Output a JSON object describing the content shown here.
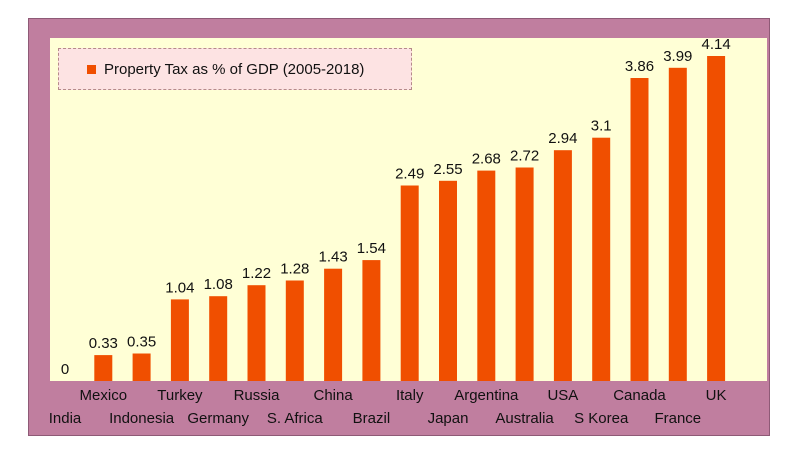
{
  "chart_data": {
    "type": "bar",
    "categories": [
      "India",
      "Mexico",
      "Indonesia",
      "Turkey",
      "Germany",
      "Russia",
      "S. Africa",
      "China",
      "Brazil",
      "Italy",
      "Japan",
      "Argentina",
      "Australia",
      "USA",
      "S Korea",
      "Canada",
      "France",
      "UK"
    ],
    "values": [
      0,
      0.33,
      0.35,
      1.04,
      1.08,
      1.22,
      1.28,
      1.43,
      1.54,
      2.49,
      2.55,
      2.68,
      2.72,
      2.94,
      3.1,
      3.86,
      3.99,
      4.14
    ],
    "value_labels": [
      "0",
      "0.33",
      "0.35",
      "1.04",
      "1.08",
      "1.22",
      "1.28",
      "1.43",
      "1.54",
      "2.49",
      "2.55",
      "2.68",
      "2.72",
      "2.94",
      "3.1",
      "3.86",
      "3.99",
      "4.14"
    ],
    "series": [
      {
        "name": "Property Tax as % of GDP (2005-2018)"
      }
    ],
    "title": "",
    "xlabel": "",
    "ylabel": "",
    "ylim": [
      0,
      4.3
    ],
    "legend_position": "top-left",
    "grid": false,
    "bar_color": "#f04f00",
    "plot_background": "#ffffd6",
    "frame_color": "#c07e9f"
  }
}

_WHAT THE TASK ASKS_
Repeat the entries exactly and keep the pictures out of the copy.

_PROBLEM SOLUTION_
Output a JSON object describing the content shown here.
{
  "chart_data": {
    "type": "bar",
    "categories": [
      "India",
      "Mexico",
      "Indonesia",
      "Turkey",
      "Germany",
      "Russia",
      "S. Africa",
      "China",
      "Brazil",
      "Italy",
      "Japan",
      "Argentina",
      "Australia",
      "USA",
      "S Korea",
      "Canada",
      "France",
      "UK"
    ],
    "values": [
      0,
      0.33,
      0.35,
      1.04,
      1.08,
      1.22,
      1.28,
      1.43,
      1.54,
      2.49,
      2.55,
      2.68,
      2.72,
      2.94,
      3.1,
      3.86,
      3.99,
      4.14
    ],
    "value_labels": [
      "0",
      "0.33",
      "0.35",
      "1.04",
      "1.08",
      "1.22",
      "1.28",
      "1.43",
      "1.54",
      "2.49",
      "2.55",
      "2.68",
      "2.72",
      "2.94",
      "3.1",
      "3.86",
      "3.99",
      "4.14"
    ],
    "series": [
      {
        "name": "Property Tax as % of GDP (2005-2018)"
      }
    ],
    "title": "",
    "xlabel": "",
    "ylabel": "",
    "ylim": [
      0,
      4.3
    ],
    "legend_position": "top-left",
    "grid": false,
    "bar_color": "#f04f00",
    "plot_background": "#ffffd6",
    "frame_color": "#c07e9f"
  }
}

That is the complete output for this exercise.